_GOAL_. Please copy every line of the records below that holds the word "JSON".

_MATERIAL SHOWN_.
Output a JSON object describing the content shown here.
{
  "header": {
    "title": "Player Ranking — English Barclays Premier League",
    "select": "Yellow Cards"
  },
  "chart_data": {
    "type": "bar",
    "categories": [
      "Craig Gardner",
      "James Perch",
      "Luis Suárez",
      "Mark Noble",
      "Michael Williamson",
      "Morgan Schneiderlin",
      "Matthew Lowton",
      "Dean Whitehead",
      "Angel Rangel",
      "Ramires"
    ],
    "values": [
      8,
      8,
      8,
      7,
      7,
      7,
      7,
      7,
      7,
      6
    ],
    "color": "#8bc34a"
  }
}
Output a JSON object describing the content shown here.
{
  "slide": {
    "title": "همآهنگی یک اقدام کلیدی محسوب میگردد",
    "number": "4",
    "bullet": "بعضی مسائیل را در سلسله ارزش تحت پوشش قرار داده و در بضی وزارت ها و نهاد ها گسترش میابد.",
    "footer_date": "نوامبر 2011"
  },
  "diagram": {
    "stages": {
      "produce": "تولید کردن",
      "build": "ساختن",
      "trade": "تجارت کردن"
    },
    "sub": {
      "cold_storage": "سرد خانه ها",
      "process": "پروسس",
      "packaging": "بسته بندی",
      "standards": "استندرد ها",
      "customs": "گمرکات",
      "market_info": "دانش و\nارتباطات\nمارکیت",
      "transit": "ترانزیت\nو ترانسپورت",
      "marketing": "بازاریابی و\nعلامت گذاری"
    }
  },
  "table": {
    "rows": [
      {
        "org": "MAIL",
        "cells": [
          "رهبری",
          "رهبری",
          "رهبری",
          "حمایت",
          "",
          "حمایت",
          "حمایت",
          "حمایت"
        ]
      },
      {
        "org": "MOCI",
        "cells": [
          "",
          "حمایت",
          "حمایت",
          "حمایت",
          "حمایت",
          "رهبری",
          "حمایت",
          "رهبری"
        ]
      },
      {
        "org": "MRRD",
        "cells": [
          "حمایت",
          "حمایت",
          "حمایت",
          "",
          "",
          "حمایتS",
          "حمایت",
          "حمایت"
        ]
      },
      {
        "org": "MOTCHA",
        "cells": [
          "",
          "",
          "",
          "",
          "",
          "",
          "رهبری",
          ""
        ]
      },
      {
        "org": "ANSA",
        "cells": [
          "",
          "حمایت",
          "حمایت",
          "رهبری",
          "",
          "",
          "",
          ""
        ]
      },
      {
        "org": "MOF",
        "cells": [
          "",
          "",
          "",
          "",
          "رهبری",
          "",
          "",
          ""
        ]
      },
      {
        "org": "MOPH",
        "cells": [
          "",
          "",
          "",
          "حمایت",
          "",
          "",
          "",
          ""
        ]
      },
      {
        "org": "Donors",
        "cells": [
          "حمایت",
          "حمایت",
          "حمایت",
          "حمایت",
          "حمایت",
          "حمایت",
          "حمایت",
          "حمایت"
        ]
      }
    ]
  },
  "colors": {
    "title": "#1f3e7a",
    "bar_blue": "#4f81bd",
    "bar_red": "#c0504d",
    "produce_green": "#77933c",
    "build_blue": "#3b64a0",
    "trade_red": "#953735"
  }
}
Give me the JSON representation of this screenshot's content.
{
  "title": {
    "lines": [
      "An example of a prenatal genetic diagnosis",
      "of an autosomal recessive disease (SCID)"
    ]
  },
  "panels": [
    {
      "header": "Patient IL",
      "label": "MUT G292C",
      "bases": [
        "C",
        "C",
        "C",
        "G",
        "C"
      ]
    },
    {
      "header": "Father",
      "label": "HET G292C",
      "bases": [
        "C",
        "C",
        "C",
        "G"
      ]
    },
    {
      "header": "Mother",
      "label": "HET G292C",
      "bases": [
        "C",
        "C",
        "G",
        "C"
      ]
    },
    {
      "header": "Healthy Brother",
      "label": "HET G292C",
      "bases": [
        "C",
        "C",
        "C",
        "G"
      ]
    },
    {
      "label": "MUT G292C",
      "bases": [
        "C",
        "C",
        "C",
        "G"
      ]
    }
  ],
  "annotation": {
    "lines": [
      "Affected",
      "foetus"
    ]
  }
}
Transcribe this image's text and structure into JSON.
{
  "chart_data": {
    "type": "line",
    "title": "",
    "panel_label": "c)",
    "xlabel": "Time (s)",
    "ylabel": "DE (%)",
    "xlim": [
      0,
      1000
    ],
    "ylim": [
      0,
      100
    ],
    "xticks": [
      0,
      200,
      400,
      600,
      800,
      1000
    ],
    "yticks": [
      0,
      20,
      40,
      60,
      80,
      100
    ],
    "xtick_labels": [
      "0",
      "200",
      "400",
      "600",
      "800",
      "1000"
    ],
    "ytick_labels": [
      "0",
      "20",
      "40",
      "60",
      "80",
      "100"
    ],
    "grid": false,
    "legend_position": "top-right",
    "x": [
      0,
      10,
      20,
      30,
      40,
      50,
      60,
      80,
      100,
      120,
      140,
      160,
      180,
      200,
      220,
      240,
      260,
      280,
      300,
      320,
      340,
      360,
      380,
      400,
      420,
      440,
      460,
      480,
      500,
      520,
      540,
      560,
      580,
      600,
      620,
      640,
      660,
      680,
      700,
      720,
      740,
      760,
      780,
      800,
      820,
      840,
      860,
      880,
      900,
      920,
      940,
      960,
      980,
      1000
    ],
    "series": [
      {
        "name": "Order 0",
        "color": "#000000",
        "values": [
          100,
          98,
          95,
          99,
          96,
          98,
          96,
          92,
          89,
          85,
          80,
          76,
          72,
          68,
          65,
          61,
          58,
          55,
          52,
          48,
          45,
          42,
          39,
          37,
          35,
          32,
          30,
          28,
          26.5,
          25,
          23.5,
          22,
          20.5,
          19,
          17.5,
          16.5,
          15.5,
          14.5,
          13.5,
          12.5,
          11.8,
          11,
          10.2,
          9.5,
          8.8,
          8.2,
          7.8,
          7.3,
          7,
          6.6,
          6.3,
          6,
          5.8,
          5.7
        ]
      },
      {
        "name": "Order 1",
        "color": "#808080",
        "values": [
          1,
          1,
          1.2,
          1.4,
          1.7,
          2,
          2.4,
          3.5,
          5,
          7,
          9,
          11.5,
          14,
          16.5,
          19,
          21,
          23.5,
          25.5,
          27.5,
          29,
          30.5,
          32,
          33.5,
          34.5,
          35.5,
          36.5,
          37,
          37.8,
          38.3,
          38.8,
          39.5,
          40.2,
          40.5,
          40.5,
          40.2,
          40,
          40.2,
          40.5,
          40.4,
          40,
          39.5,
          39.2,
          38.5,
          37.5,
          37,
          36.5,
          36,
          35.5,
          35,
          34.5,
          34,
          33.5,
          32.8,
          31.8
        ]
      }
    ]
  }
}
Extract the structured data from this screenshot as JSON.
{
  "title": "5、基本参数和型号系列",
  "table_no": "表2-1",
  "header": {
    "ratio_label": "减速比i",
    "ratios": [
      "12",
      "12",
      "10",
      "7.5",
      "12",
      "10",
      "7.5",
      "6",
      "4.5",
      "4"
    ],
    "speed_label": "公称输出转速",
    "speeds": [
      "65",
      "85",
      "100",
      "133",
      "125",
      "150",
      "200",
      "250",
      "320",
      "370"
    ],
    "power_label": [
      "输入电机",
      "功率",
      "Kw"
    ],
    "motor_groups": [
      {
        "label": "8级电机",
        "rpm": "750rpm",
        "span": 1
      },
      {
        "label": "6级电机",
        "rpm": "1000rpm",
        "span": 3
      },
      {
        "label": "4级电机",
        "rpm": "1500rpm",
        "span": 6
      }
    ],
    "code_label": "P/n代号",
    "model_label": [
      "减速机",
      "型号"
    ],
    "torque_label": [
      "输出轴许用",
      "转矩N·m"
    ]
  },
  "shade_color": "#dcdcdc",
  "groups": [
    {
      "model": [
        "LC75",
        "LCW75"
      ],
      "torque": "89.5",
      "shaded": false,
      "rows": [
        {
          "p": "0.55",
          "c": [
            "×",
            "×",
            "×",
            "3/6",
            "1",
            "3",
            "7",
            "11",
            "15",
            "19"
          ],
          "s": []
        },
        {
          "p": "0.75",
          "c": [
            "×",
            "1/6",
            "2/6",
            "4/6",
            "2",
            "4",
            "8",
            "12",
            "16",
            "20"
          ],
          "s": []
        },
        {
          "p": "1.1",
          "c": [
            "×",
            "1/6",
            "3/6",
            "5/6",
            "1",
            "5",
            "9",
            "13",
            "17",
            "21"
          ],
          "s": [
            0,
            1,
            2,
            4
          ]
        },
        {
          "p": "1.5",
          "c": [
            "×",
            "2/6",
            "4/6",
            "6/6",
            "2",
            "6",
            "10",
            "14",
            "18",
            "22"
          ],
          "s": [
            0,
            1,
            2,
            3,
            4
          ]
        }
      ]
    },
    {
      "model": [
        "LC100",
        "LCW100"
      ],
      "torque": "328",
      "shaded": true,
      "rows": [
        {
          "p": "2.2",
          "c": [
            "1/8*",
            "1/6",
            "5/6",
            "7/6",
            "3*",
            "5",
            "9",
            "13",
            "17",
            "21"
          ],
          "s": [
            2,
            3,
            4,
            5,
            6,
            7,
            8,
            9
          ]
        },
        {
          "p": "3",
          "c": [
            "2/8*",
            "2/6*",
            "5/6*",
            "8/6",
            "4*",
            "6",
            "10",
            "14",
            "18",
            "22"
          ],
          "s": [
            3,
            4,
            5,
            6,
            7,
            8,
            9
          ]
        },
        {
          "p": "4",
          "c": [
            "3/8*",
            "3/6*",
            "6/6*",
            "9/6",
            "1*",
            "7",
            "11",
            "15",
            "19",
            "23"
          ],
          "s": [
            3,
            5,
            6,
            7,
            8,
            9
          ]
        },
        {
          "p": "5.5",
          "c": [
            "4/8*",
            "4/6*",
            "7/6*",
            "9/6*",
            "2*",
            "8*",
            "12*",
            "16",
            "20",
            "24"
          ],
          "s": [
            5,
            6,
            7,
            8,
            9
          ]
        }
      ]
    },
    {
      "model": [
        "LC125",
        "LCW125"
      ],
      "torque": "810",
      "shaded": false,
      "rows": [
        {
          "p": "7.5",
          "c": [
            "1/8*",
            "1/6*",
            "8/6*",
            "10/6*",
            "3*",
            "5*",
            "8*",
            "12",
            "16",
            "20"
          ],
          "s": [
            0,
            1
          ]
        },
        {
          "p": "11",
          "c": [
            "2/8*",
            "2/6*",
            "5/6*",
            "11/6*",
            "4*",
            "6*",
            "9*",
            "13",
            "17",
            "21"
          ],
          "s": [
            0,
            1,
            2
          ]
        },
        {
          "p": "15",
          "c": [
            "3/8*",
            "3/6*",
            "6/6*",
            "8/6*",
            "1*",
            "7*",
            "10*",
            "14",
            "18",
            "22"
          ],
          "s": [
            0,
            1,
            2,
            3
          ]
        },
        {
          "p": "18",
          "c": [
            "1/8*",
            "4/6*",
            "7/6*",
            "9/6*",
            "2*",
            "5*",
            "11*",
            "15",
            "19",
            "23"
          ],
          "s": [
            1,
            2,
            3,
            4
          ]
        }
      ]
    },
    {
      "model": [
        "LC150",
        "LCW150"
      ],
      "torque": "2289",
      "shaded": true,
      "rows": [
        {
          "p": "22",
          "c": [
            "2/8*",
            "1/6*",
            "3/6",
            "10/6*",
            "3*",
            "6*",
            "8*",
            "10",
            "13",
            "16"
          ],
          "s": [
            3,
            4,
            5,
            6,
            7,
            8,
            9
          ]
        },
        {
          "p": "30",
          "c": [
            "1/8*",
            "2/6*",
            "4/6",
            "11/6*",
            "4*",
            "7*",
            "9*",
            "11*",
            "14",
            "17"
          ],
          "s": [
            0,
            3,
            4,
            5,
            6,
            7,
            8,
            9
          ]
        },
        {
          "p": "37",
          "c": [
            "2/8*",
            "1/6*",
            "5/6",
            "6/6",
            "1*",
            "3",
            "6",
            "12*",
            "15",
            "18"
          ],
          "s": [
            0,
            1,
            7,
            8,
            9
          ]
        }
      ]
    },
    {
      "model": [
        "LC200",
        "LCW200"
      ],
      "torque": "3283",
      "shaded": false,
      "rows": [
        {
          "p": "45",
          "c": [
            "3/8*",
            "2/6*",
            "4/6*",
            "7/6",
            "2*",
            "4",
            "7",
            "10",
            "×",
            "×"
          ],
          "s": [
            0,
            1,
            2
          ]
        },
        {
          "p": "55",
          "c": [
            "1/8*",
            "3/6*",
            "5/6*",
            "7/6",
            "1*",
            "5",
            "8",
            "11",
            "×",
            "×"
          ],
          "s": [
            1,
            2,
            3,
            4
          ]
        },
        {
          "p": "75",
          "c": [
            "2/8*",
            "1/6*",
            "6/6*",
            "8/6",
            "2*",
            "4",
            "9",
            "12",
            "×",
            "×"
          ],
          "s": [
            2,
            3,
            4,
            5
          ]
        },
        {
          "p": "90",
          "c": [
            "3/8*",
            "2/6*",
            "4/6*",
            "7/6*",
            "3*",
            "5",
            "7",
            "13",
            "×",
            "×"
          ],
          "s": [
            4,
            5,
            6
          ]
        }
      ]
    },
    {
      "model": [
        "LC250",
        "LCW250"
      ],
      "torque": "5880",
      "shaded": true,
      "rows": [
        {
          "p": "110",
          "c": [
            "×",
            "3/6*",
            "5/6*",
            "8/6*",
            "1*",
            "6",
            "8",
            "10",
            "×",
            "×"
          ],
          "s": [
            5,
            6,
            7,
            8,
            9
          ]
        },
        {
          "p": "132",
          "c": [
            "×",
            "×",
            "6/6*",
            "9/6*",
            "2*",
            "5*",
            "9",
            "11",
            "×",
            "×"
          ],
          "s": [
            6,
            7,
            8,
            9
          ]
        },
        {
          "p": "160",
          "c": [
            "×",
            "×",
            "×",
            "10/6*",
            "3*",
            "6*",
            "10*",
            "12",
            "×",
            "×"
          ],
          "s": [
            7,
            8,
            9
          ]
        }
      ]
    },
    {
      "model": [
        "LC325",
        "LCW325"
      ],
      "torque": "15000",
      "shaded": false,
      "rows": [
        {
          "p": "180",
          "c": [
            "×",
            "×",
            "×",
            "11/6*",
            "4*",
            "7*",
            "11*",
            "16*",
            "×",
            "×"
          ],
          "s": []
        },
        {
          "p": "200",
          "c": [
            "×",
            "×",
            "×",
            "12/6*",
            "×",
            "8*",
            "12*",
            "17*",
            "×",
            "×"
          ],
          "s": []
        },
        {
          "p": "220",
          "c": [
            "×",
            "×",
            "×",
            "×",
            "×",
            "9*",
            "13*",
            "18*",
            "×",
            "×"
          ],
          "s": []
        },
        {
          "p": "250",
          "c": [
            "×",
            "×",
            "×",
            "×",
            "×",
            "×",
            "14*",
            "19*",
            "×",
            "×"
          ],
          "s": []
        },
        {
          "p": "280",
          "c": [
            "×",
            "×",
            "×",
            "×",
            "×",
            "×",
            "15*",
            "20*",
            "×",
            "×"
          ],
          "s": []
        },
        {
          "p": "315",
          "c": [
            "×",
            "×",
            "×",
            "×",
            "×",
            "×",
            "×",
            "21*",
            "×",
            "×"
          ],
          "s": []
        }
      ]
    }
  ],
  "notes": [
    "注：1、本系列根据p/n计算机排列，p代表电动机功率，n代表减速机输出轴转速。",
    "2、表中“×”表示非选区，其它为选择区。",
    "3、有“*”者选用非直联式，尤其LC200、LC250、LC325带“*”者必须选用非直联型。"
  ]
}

_ANSWER TO THIS PROBLEM_.
Output a JSON object describing the content shown here.
Output a JSON object describing the content shown here.
Give me the JSON representation of this screenshot's content.
Transcribe this image's text and structure into JSON.
Extract the structured data from this screenshot as JSON.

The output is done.